> **Work to be completed**: Show all lines below holding the string "proteinuria".

+++

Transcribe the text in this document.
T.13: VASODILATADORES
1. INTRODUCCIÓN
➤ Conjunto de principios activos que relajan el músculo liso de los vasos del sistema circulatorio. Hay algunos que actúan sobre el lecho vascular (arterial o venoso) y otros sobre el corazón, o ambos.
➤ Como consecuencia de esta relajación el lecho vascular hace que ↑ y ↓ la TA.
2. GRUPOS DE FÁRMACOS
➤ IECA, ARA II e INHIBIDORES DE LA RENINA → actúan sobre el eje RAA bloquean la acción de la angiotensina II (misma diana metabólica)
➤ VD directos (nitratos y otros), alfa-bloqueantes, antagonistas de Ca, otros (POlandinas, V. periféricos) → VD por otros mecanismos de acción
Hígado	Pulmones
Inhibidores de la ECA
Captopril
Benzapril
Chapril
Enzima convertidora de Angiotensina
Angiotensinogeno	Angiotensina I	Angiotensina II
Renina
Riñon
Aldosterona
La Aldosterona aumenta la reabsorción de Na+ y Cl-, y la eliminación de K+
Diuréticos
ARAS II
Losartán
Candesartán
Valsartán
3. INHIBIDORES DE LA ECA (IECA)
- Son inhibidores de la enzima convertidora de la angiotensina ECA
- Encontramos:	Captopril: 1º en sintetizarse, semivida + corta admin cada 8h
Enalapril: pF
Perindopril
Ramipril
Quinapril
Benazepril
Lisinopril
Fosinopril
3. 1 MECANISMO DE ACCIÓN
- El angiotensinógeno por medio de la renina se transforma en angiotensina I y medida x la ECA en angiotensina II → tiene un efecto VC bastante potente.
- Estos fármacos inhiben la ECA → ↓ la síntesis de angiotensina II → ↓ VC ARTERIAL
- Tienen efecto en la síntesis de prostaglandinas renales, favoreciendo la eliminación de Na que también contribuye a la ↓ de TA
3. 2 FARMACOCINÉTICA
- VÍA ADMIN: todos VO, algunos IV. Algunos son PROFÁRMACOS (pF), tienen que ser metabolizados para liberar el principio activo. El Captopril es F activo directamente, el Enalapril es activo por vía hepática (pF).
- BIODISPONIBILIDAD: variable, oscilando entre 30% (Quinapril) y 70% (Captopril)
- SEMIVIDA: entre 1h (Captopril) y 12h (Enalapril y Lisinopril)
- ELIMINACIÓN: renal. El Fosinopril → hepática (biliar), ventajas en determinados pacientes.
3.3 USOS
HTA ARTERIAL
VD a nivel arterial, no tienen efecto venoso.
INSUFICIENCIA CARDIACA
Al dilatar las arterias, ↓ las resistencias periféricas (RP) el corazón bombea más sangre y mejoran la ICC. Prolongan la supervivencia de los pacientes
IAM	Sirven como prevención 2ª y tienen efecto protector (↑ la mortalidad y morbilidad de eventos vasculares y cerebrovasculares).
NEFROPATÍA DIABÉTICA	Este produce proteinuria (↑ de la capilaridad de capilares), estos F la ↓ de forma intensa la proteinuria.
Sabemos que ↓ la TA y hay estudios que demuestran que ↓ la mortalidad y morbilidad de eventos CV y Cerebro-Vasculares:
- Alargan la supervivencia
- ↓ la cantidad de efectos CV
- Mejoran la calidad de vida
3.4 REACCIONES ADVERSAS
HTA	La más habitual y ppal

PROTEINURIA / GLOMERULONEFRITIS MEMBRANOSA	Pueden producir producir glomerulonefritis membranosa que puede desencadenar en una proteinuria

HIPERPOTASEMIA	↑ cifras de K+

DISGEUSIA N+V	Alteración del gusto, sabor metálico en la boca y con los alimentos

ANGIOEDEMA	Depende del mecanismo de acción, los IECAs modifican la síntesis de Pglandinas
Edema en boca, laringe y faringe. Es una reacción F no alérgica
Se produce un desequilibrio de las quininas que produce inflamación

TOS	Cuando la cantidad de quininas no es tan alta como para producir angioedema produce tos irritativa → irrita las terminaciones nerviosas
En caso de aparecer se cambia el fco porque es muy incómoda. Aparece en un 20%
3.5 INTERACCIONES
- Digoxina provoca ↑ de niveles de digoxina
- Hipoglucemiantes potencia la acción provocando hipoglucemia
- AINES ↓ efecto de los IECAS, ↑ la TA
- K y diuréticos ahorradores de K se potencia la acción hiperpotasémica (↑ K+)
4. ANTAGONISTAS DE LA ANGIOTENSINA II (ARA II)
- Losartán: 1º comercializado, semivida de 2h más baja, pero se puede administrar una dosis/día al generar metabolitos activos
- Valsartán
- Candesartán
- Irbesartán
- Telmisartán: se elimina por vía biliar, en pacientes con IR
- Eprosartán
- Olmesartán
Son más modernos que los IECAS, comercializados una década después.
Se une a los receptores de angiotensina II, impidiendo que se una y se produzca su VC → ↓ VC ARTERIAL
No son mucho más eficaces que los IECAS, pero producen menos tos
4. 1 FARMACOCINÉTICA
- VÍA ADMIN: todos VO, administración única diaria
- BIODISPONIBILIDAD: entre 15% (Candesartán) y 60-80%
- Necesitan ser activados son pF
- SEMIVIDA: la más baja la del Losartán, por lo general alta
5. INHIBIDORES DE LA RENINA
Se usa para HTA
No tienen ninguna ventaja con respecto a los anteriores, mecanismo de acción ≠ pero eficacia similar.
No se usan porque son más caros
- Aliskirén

+++

> **Exercise response**:
NEFROPATÍA DIABÉTICA	Este produce proteinuria (↑ de la capilaridad de capilares), estos F la ↓ de forma intensa la proteinuria.
PROTEINURIA / GLOMERULONEFRITIS MEMBRANOSA	Pueden producir producir glomerulonefritis membranosa que puede desencadenar en una proteinuria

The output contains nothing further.